**Entries provided:**
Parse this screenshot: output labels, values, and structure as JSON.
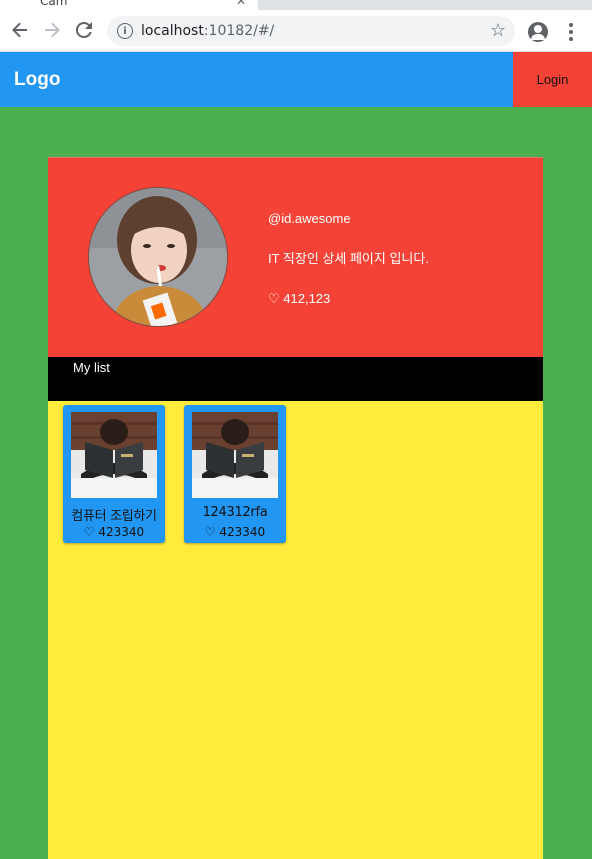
{
  "browser": {
    "tab_title": "Cam",
    "url_host": "localhost",
    "url_path": ":10182/#/"
  },
  "appbar": {
    "logo": "Logo",
    "login_label": "Login"
  },
  "profile": {
    "username": "@id.awesome",
    "description": "IT 직장인 상세 페이지 입니다.",
    "likes": "♡ 412,123"
  },
  "mylist": {
    "label": "My list",
    "items": [
      {
        "title": "컴퓨터 조립하기",
        "likes": "♡ 423340"
      },
      {
        "title": "124312rfa",
        "likes": "♡ 423340"
      }
    ]
  },
  "colors": {
    "page_bg": "#4caf50",
    "appbar": "#2196f3",
    "login": "#f44336",
    "header": "#f44336",
    "content": "#ffeb3b",
    "card": "#2196f3"
  }
}
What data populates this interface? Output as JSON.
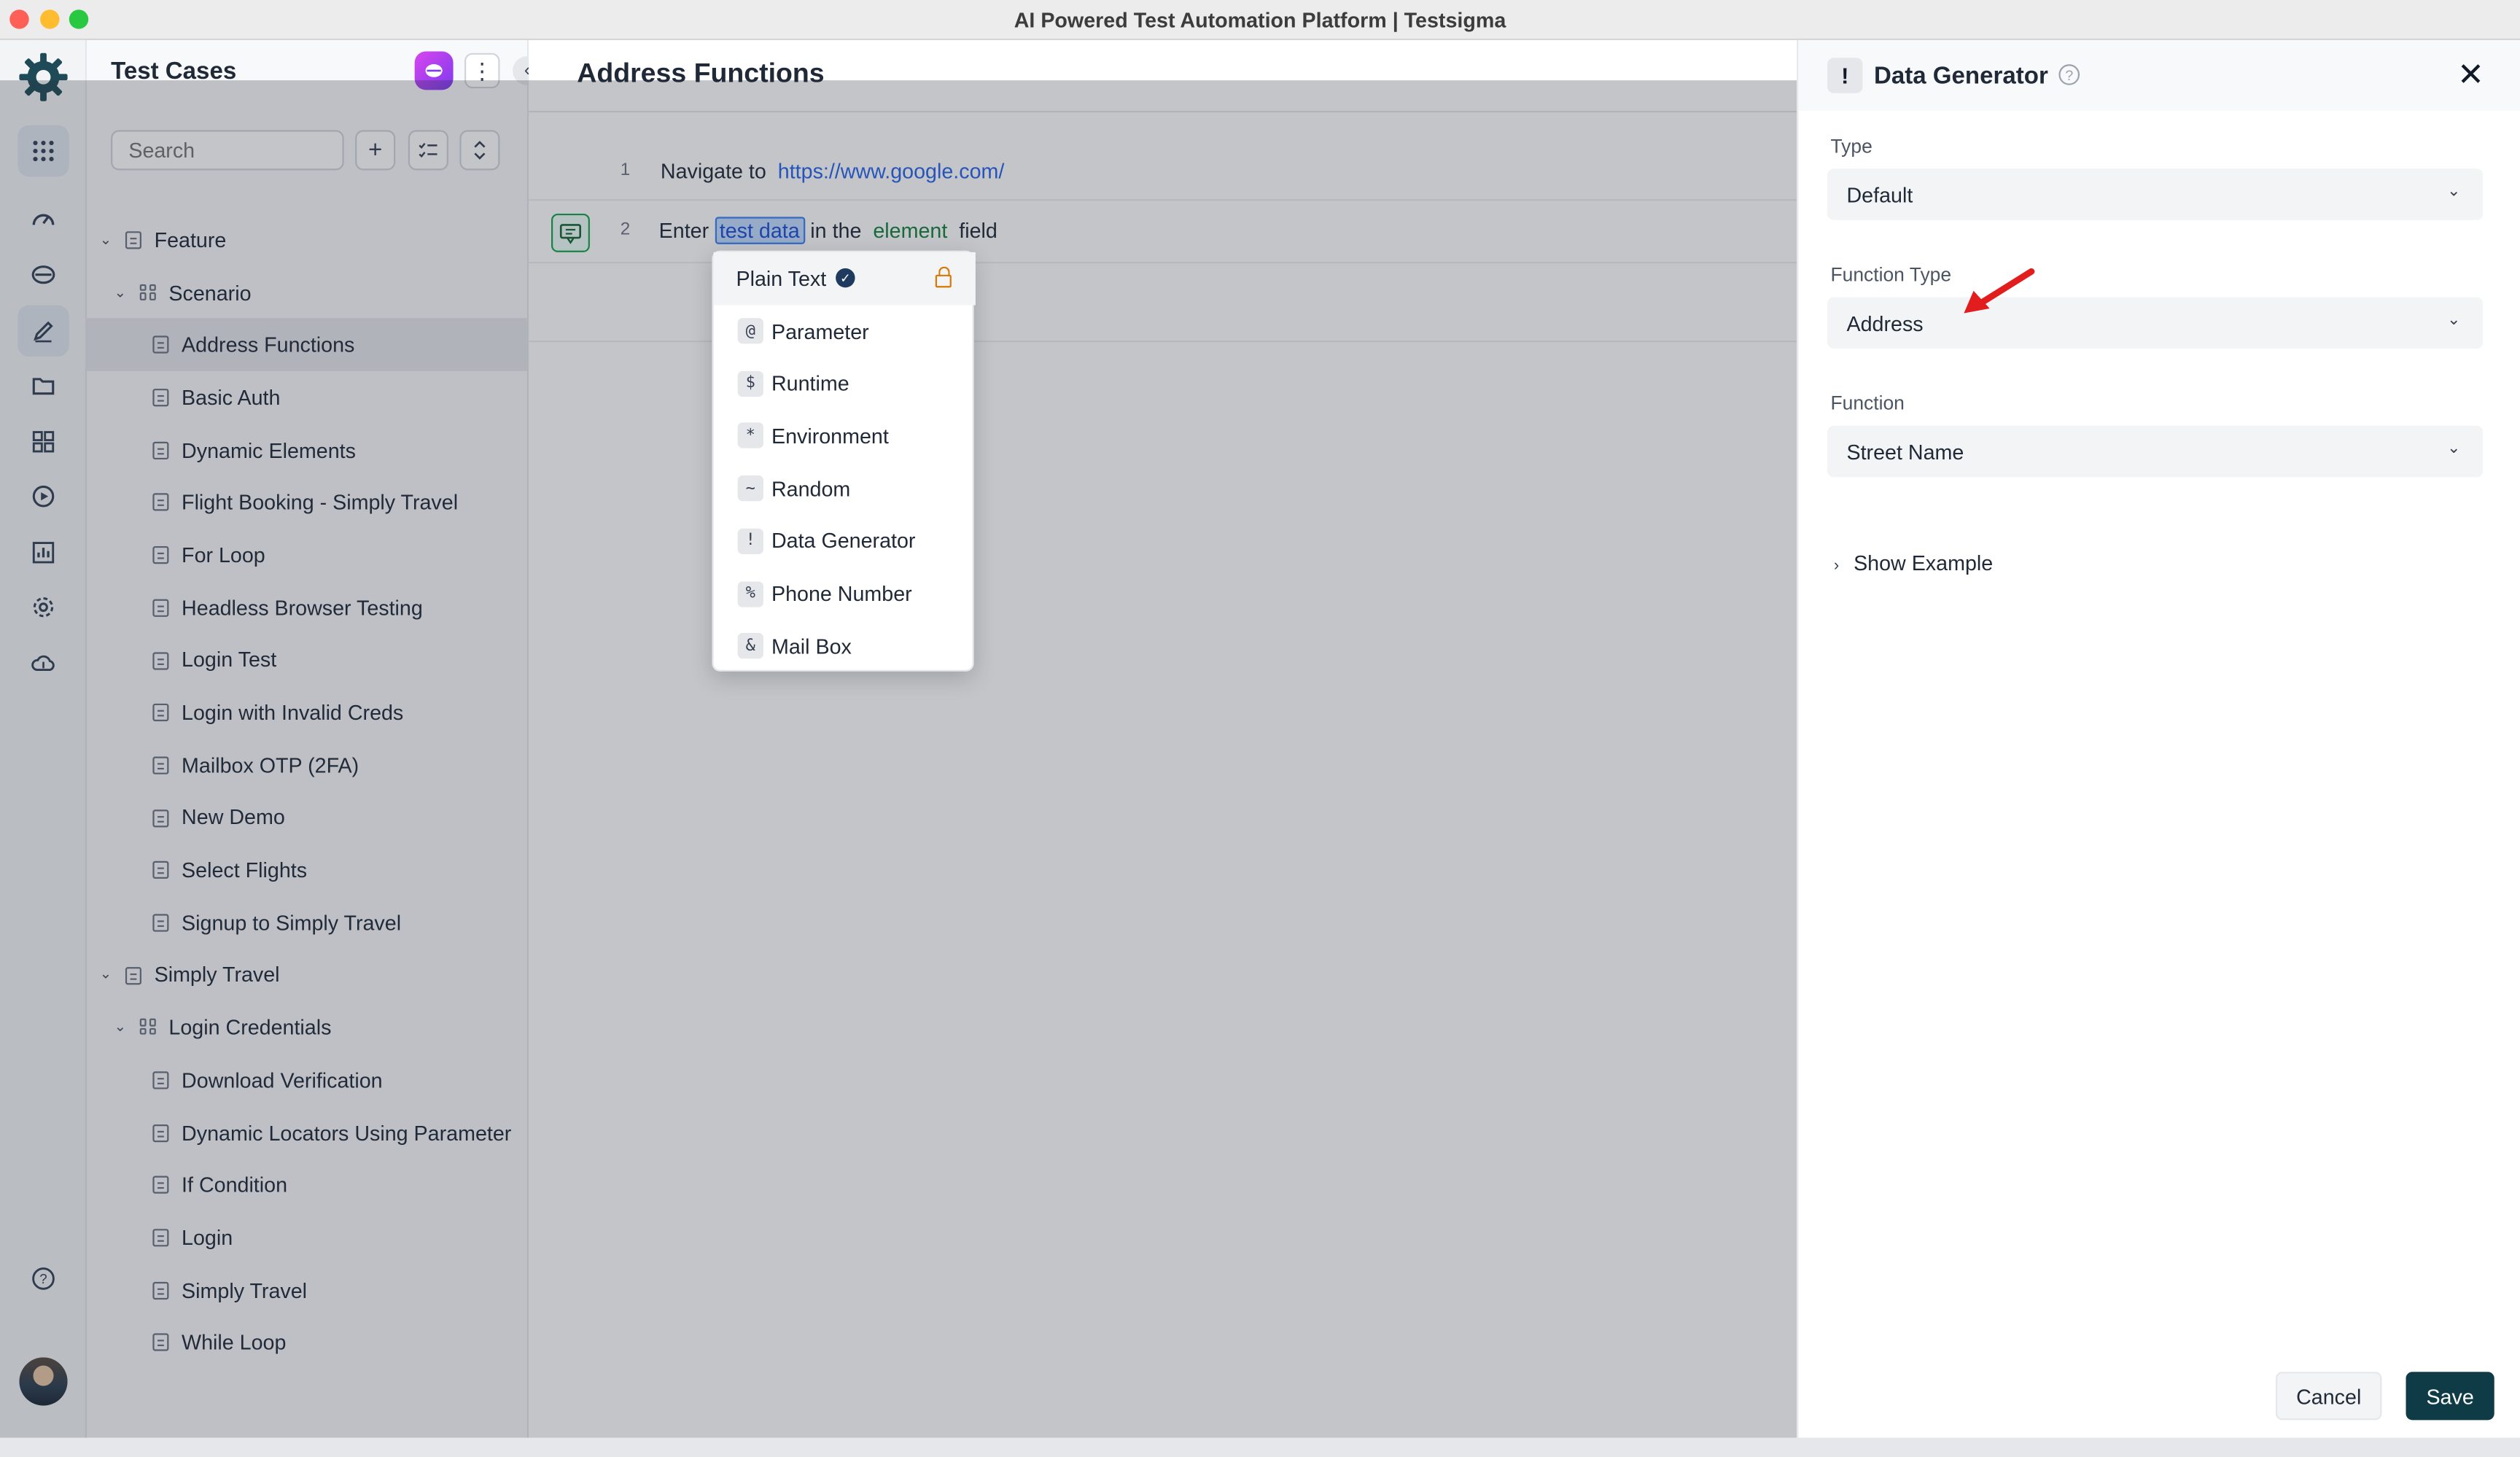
{
  "window": {
    "title": "AI Powered Test Automation Platform | Testsigma"
  },
  "rail": {
    "icons": [
      "testsigma-logo-icon",
      "apps-grid-icon",
      "dashboard-icon",
      "agent-icon",
      "edit-icon",
      "folder-icon",
      "modules-icon",
      "run-icon",
      "reports-icon",
      "settings-icon",
      "cloud-icon",
      "help-icon"
    ]
  },
  "sidebar": {
    "title": "Test Cases",
    "search_placeholder": "Search",
    "tree": [
      {
        "label": "Feature",
        "level": 0,
        "kind": "feature"
      },
      {
        "label": "Scenario",
        "level": 1,
        "kind": "scenario"
      },
      {
        "label": "Address Functions",
        "level": 2,
        "kind": "case",
        "selected": true
      },
      {
        "label": "Basic Auth",
        "level": 2,
        "kind": "case"
      },
      {
        "label": "Dynamic Elements",
        "level": 2,
        "kind": "case"
      },
      {
        "label": "Flight Booking - Simply Travel",
        "level": 2,
        "kind": "case"
      },
      {
        "label": "For Loop",
        "level": 2,
        "kind": "case"
      },
      {
        "label": "Headless Browser Testing",
        "level": 2,
        "kind": "case"
      },
      {
        "label": "Login Test",
        "level": 2,
        "kind": "case"
      },
      {
        "label": "Login with Invalid Creds",
        "level": 2,
        "kind": "case"
      },
      {
        "label": "Mailbox OTP (2FA)",
        "level": 2,
        "kind": "case"
      },
      {
        "label": "New Demo",
        "level": 2,
        "kind": "case"
      },
      {
        "label": "Select Flights",
        "level": 2,
        "kind": "case"
      },
      {
        "label": "Signup to Simply Travel",
        "level": 2,
        "kind": "case"
      },
      {
        "label": "Simply Travel",
        "level": 0,
        "kind": "feature"
      },
      {
        "label": "Login Credentials",
        "level": 1,
        "kind": "scenario"
      },
      {
        "label": "Download Verification",
        "level": 2,
        "kind": "case"
      },
      {
        "label": "Dynamic Locators Using Parameter",
        "level": 2,
        "kind": "case"
      },
      {
        "label": "If Condition",
        "level": 2,
        "kind": "case"
      },
      {
        "label": "Login",
        "level": 2,
        "kind": "case"
      },
      {
        "label": "Simply Travel",
        "level": 2,
        "kind": "case"
      },
      {
        "label": "While Loop",
        "level": 2,
        "kind": "case"
      }
    ]
  },
  "editor": {
    "title": "Address Functions",
    "steps": [
      {
        "num": "1",
        "action": "Navigate to",
        "url": "https://www.google.com/"
      },
      {
        "num": "2",
        "w1": "Enter",
        "data": "test data",
        "w2": "in the",
        "element": "element",
        "w3": "field"
      }
    ]
  },
  "data_type_menu": {
    "items": [
      {
        "symbol": "",
        "label": "Plain Text",
        "selected": true
      },
      {
        "symbol": "@",
        "label": "Parameter"
      },
      {
        "symbol": "$",
        "label": "Runtime"
      },
      {
        "symbol": "*",
        "label": "Environment"
      },
      {
        "symbol": "~",
        "label": "Random"
      },
      {
        "symbol": "!",
        "label": "Data Generator"
      },
      {
        "symbol": "%",
        "label": "Phone Number"
      },
      {
        "symbol": "&",
        "label": "Mail Box"
      }
    ]
  },
  "panel": {
    "icon_symbol": "!",
    "title": "Data Generator",
    "type_label": "Type",
    "type_value": "Default",
    "function_type_label": "Function Type",
    "function_type_value": "Address",
    "function_label": "Function",
    "function_value": "Street Name",
    "show_example": "Show Example",
    "cancel": "Cancel",
    "save": "Save"
  },
  "colors": {
    "accent": "#0f3b46",
    "link": "#2563eb",
    "element": "#15803d",
    "annotation_arrow": "#e11d1d"
  }
}
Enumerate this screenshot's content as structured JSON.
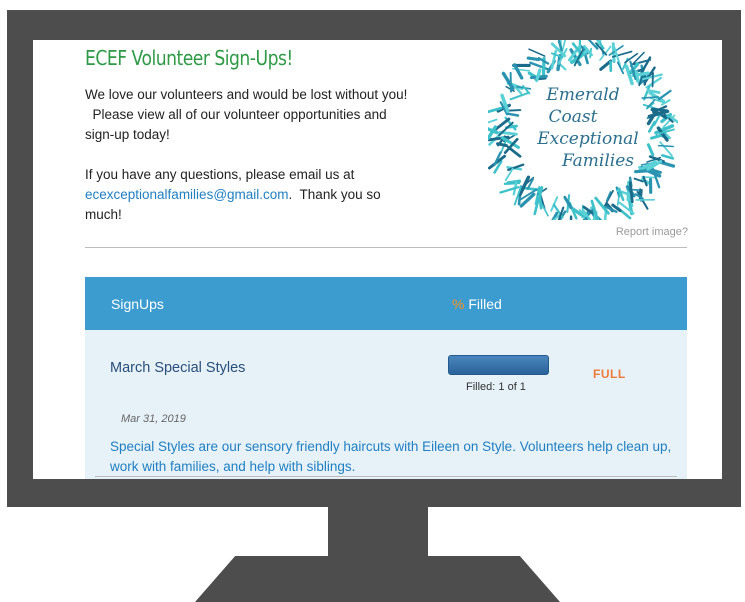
{
  "header": {
    "title": "ECEF Volunteer Sign-Ups!",
    "intro_line1": "We love our volunteers and would be lost without you!",
    "intro_line2": "  Please view all of our volunteer opportunities and",
    "intro_line3": "sign-up today!",
    "contact_prefix": "If you have any questions, please email us at",
    "email": "ecexceptionalfamilies@gmail.com",
    "contact_suffix": ".  Thank you so",
    "contact_end": "much!"
  },
  "logo": {
    "line1": "Emerald",
    "line2": "Coast",
    "line3": "Exceptional",
    "line4": "Families",
    "colors": {
      "wreath_dark": "#1b6b8a",
      "wreath_light": "#3fc1c9",
      "text": "#2b6f8e"
    }
  },
  "report_image_label": "Report image?",
  "table": {
    "col_signups": "SignUps",
    "col_percent_symbol": "%",
    "col_filled": " Filled",
    "header_color": "#3d9ccf",
    "rows": [
      {
        "title": "March Special Styles",
        "progress": 1.0,
        "filled_text": "Filled: 1 of 1",
        "status": "FULL",
        "date": "Mar 31, 2019",
        "description": "Special Styles are our sensory friendly haircuts with Eileen on Style. Volunteers help clean up, work with families, and help with siblings."
      }
    ]
  }
}
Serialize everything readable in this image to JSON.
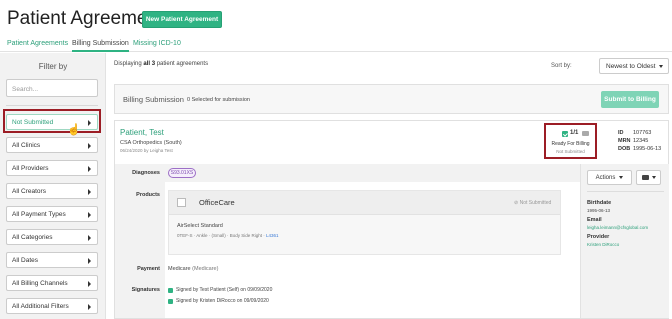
{
  "header": {
    "title": "Patient Agreements",
    "new_button": "New Patient Agreement"
  },
  "tabs": [
    {
      "label": "Patient Agreements",
      "active": false
    },
    {
      "label": "Billing Submission",
      "active": true
    },
    {
      "label": "Missing ICD-10",
      "active": false
    }
  ],
  "sidebar": {
    "title": "Filter by",
    "search_placeholder": "Search...",
    "filters": [
      "Not Submitted",
      "All Clinics",
      "All Providers",
      "All Creators",
      "All Payment Types",
      "All Categories",
      "All Dates",
      "All Billing Channels",
      "All Additional Filters"
    ]
  },
  "list": {
    "display_prefix": "Displaying ",
    "display_bold": "all 3",
    "display_suffix": " patient agreements",
    "sort_label": "Sort by:",
    "sort_value": "Newest to Oldest"
  },
  "submission": {
    "title": "Billing Submission",
    "selected": "0 Selected for submission",
    "submit_button": "Submit to Billing"
  },
  "agreement": {
    "patient_name": "Patient, Test",
    "clinic": "CSA Orthopedics (South)",
    "date_by": "06/24/2020 by Leigha Test",
    "ready_count": "1/1",
    "ready_status": "Ready For Billing",
    "submit_status": "Not Submitted",
    "id_label": "ID",
    "id_value": "107763",
    "mrn_label": "MRN",
    "mrn_value": "12345",
    "dob_label": "DOB",
    "dob_value": "1995-06-13",
    "labels": {
      "diagnoses": "Diagnoses",
      "products": "Products",
      "payment": "Payment",
      "signatures": "Signatures"
    },
    "diagnosis_code": "S93.01XS",
    "product": {
      "vendor": "OfficeCare",
      "status": "Not Submitted",
      "name": "AirSelect Standard",
      "details": "0TEF-S · Ankle · (Small) · Body Side Right ·",
      "code": "L4361"
    },
    "payment_main": "Medicare",
    "payment_sub": "(Medicare)",
    "signatures": [
      "Signed by Test Patient (Self) on 09/09/2020",
      "Signed by Kristen DiRocco on 09/09/2020"
    ],
    "actions_label": "Actions",
    "birthdate_label": "Birthdate",
    "birthdate_value": "1995-06-13",
    "email_label": "Email",
    "email_value": "leigha.leimann@cfsglobal.com",
    "provider_label": "Provider",
    "provider_value": "Kristen DiRocco"
  },
  "colors": {
    "accent": "#2fb383",
    "highlight": "#9c1d25",
    "diagnosis": "#7d4bb0"
  }
}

**Requirements:** Find all lines with "this" in them and copy each one.

**Exercise output:**
Parse this screenshot: output labels, values, and structure as JSON.
What data populates this interface? Output as JSON.
Enumerate this screenshot's content as structured JSON.
Serialize everything readable in this image to JSON.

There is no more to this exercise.